[WORK INSTRUCTIONS]: Quote the listing below line for line, beginning at its very first line and stopping after the line that contains "scale-value-label: 500 — [314, 479, 326, 486]".

----------------

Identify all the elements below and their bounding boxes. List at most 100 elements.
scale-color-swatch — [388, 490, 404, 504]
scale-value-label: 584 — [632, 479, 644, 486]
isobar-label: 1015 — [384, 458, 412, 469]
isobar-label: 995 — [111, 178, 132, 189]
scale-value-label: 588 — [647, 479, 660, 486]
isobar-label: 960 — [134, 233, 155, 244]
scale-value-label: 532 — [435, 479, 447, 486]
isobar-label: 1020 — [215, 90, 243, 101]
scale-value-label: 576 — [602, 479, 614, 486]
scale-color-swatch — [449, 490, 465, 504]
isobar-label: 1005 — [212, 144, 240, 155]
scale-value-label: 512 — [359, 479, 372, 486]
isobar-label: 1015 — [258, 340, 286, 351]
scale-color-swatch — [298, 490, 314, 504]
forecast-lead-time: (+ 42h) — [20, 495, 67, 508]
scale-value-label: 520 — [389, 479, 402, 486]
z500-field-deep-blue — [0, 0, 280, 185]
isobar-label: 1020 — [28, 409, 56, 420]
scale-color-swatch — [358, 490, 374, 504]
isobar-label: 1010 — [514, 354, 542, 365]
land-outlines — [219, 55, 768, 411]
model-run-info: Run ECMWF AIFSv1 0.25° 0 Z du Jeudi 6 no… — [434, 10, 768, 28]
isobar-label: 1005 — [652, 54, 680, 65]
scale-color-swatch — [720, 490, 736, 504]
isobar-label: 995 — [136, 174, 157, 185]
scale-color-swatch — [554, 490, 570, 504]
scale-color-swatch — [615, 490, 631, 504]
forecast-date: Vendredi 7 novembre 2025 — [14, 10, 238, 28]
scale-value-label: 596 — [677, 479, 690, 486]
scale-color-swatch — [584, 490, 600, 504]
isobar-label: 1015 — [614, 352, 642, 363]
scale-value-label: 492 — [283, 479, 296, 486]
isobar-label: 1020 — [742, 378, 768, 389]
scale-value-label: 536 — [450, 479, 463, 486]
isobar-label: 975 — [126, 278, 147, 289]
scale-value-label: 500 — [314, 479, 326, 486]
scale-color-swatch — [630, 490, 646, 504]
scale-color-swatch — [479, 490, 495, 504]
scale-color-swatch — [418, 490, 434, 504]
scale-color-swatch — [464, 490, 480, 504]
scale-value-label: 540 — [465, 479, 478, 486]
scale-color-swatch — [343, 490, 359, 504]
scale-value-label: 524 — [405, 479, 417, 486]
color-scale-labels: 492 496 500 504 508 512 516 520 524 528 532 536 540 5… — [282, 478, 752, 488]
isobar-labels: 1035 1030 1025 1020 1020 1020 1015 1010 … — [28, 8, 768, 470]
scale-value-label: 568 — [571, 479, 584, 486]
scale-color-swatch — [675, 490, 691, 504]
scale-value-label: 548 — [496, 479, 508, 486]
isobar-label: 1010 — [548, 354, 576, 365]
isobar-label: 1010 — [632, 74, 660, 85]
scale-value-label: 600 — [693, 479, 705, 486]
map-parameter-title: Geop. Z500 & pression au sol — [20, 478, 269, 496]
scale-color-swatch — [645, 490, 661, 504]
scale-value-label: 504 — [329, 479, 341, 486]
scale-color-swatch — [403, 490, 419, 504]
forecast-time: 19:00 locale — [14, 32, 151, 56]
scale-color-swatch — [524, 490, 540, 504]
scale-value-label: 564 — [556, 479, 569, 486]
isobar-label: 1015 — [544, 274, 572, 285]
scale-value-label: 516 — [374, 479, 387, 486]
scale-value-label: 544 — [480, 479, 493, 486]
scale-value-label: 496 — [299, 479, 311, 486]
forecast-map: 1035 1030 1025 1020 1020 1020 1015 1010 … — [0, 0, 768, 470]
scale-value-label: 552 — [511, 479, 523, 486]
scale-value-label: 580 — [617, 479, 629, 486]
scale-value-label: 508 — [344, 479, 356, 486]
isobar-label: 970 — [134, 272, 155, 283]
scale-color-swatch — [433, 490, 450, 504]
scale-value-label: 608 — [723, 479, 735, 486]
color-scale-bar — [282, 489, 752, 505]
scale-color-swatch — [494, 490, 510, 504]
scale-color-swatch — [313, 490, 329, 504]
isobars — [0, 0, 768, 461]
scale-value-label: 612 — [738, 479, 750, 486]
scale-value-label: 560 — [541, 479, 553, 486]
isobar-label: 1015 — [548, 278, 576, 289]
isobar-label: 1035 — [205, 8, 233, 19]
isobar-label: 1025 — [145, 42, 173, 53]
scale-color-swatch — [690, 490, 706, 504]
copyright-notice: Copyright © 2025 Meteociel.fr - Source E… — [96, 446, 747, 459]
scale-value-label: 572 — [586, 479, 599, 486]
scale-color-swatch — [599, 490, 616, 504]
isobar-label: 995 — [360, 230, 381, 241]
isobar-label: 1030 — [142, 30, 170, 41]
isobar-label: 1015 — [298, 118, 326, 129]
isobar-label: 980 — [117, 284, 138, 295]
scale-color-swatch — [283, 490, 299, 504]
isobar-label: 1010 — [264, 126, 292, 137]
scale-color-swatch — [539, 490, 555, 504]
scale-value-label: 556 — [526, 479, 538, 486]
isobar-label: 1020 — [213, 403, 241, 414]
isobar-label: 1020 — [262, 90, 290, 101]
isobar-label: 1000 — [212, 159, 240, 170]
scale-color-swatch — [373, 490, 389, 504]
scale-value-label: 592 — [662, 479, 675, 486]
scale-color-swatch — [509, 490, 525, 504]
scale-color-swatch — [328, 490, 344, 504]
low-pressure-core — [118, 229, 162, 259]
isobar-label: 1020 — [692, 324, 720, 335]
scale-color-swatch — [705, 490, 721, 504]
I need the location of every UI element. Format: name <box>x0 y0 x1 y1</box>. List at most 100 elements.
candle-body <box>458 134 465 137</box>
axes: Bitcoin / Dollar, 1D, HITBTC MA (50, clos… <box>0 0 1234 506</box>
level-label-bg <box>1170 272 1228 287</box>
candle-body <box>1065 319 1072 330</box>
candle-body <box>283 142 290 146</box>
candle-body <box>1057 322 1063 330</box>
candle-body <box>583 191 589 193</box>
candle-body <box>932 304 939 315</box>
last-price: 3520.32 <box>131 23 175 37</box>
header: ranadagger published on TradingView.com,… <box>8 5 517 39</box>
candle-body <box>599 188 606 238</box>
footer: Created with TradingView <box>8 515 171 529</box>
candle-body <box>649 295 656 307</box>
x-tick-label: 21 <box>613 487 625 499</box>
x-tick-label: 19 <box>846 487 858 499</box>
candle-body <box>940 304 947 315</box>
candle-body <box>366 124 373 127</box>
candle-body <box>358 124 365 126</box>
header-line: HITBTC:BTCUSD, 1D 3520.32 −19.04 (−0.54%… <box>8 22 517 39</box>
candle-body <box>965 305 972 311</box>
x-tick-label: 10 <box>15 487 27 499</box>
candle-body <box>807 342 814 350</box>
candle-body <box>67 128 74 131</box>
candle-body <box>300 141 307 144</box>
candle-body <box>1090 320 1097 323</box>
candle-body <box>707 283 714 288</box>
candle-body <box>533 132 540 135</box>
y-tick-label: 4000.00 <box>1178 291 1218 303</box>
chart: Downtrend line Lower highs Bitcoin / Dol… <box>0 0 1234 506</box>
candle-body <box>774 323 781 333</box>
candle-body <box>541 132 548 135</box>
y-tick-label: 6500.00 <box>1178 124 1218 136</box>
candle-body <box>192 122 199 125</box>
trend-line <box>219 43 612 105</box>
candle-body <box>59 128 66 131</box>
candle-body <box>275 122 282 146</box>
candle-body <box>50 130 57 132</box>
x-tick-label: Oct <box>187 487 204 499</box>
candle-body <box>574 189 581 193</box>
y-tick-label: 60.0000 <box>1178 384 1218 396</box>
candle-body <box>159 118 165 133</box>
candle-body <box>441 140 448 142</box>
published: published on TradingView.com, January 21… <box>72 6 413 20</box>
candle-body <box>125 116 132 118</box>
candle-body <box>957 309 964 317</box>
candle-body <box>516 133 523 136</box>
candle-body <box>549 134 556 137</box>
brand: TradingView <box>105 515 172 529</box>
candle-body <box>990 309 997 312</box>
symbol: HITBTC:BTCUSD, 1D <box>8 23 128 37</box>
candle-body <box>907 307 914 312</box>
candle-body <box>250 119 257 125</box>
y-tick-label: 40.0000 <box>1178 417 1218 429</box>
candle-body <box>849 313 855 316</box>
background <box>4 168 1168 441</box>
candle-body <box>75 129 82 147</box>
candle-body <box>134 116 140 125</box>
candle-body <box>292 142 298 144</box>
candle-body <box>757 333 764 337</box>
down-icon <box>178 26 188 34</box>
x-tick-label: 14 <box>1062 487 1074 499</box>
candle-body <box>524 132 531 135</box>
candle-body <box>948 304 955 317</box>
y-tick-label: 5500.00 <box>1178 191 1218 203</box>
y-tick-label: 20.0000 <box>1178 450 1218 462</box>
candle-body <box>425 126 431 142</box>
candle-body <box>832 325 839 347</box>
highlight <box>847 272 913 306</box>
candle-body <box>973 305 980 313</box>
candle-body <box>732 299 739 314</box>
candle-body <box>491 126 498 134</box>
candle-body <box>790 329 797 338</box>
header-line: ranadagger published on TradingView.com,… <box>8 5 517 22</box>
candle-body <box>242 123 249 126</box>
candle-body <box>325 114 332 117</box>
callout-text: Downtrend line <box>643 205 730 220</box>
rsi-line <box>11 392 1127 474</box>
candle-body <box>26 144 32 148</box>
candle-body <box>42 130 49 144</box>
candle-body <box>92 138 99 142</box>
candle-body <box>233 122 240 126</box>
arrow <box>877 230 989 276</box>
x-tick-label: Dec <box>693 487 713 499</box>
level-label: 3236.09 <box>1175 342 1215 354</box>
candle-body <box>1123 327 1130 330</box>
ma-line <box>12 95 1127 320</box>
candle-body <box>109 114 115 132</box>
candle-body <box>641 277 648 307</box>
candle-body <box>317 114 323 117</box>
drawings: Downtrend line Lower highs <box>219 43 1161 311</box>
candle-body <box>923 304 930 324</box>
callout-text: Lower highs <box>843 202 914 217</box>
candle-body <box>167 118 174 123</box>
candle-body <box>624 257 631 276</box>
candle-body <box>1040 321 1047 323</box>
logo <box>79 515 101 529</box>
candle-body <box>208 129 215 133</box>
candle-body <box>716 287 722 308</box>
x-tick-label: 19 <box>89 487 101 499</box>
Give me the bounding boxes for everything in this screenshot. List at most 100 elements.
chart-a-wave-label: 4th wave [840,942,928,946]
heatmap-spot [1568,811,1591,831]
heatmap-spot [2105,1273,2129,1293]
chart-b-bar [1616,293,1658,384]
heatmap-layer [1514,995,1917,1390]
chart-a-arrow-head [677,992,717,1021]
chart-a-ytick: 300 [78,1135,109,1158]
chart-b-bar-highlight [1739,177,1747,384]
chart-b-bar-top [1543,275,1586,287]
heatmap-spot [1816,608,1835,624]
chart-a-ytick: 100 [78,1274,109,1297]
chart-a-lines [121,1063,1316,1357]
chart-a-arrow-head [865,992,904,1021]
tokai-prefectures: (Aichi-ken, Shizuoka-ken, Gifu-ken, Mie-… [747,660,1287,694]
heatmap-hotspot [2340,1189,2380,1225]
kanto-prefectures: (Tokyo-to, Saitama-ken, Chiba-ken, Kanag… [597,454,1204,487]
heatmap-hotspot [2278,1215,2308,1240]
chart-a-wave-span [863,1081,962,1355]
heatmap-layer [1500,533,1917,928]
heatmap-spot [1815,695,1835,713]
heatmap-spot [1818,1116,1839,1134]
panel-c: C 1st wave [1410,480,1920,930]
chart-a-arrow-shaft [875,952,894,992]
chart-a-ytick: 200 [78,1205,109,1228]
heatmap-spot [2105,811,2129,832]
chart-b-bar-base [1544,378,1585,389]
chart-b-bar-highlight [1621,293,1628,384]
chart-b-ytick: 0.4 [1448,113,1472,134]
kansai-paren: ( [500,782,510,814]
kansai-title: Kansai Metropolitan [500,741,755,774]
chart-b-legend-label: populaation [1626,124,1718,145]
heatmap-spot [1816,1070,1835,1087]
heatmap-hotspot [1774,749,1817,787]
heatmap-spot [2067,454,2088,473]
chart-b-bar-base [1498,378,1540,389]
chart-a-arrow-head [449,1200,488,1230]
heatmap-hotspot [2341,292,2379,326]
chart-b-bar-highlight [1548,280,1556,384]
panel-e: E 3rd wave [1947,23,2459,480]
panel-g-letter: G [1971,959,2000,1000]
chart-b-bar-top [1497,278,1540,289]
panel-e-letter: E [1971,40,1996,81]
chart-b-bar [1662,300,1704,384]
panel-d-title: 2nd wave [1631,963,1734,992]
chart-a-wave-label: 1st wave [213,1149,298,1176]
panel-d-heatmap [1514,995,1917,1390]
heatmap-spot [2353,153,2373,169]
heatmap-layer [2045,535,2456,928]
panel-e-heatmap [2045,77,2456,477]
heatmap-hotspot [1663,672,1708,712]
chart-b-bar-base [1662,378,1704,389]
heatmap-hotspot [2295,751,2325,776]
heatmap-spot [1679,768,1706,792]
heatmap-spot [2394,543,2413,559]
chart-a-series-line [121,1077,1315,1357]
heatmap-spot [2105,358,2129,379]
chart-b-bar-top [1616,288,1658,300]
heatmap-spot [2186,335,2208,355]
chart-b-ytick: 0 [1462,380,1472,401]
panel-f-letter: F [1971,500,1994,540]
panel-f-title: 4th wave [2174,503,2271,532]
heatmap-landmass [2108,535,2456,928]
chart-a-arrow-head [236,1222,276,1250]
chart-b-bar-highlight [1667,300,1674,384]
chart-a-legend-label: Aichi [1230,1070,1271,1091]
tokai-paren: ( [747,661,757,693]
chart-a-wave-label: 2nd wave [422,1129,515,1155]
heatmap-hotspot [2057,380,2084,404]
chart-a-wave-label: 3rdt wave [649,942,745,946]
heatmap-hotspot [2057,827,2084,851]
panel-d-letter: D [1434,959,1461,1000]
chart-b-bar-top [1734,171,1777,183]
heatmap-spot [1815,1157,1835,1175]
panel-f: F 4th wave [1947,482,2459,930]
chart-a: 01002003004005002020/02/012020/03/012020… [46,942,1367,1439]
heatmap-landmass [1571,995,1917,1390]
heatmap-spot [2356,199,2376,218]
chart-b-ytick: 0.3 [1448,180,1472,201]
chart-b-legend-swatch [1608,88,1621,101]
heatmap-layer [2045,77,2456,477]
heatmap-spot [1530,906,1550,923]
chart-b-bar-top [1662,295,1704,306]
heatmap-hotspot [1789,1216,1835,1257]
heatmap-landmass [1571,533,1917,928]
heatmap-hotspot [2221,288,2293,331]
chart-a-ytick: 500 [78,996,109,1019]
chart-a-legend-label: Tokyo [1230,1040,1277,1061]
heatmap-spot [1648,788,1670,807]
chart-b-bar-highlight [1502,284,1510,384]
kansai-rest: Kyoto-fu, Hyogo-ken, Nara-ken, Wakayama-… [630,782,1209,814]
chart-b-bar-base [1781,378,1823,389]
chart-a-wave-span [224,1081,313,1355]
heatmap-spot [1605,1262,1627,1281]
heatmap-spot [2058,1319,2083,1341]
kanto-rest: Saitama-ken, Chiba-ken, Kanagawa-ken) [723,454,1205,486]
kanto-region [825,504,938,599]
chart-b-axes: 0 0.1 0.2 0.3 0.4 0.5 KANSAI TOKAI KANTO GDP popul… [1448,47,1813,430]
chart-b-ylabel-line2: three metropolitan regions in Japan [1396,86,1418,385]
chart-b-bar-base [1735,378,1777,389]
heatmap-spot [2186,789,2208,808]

----------------

[SOLUTION TO THIS TASK]:
Identify all the elements below and their bounding boxes. List at most 100 elements.
scale-color-swatch — [388, 490, 404, 504]
scale-value-label: 584 — [632, 479, 644, 486]
isobar-label: 1015 — [384, 458, 412, 469]
isobar-label: 995 — [111, 178, 132, 189]
scale-value-label: 588 — [647, 479, 660, 486]
isobar-label: 960 — [134, 233, 155, 244]
scale-value-label: 532 — [435, 479, 447, 486]
isobar-label: 1020 — [215, 90, 243, 101]
scale-value-label: 576 — [602, 479, 614, 486]
scale-color-swatch — [449, 490, 465, 504]
isobar-label: 1005 — [212, 144, 240, 155]
scale-value-label: 512 — [359, 479, 372, 486]
isobar-label: 1015 — [258, 340, 286, 351]
scale-color-swatch — [298, 490, 314, 504]
forecast-lead-time: (+ 42h) — [20, 495, 67, 508]
scale-value-label: 520 — [389, 479, 402, 486]
z500-field-deep-blue — [0, 0, 280, 185]
isobar-label: 1020 — [28, 409, 56, 420]
scale-color-swatch — [358, 490, 374, 504]
isobar-label: 1010 — [514, 354, 542, 365]
land-outlines — [219, 55, 768, 411]
model-run-info: Run ECMWF AIFSv1 0.25° 0 Z du Jeudi 6 no… — [434, 10, 768, 28]
isobar-label: 1005 — [652, 54, 680, 65]
scale-color-swatch — [720, 490, 736, 504]
isobar-label: 995 — [136, 174, 157, 185]
scale-color-swatch — [554, 490, 570, 504]
scale-color-swatch — [615, 490, 631, 504]
forecast-date: Vendredi 7 novembre 2025 — [14, 10, 238, 28]
scale-value-label: 596 — [677, 479, 690, 486]
scale-color-swatch — [584, 490, 600, 504]
isobar-label: 1015 — [614, 352, 642, 363]
scale-value-label: 492 — [283, 479, 296, 486]
isobar-label: 1020 — [742, 378, 768, 389]
scale-value-label: 536 — [450, 479, 463, 486]
isobar-label: 975 — [126, 278, 147, 289]
scale-value-label: 500 — [314, 479, 326, 486]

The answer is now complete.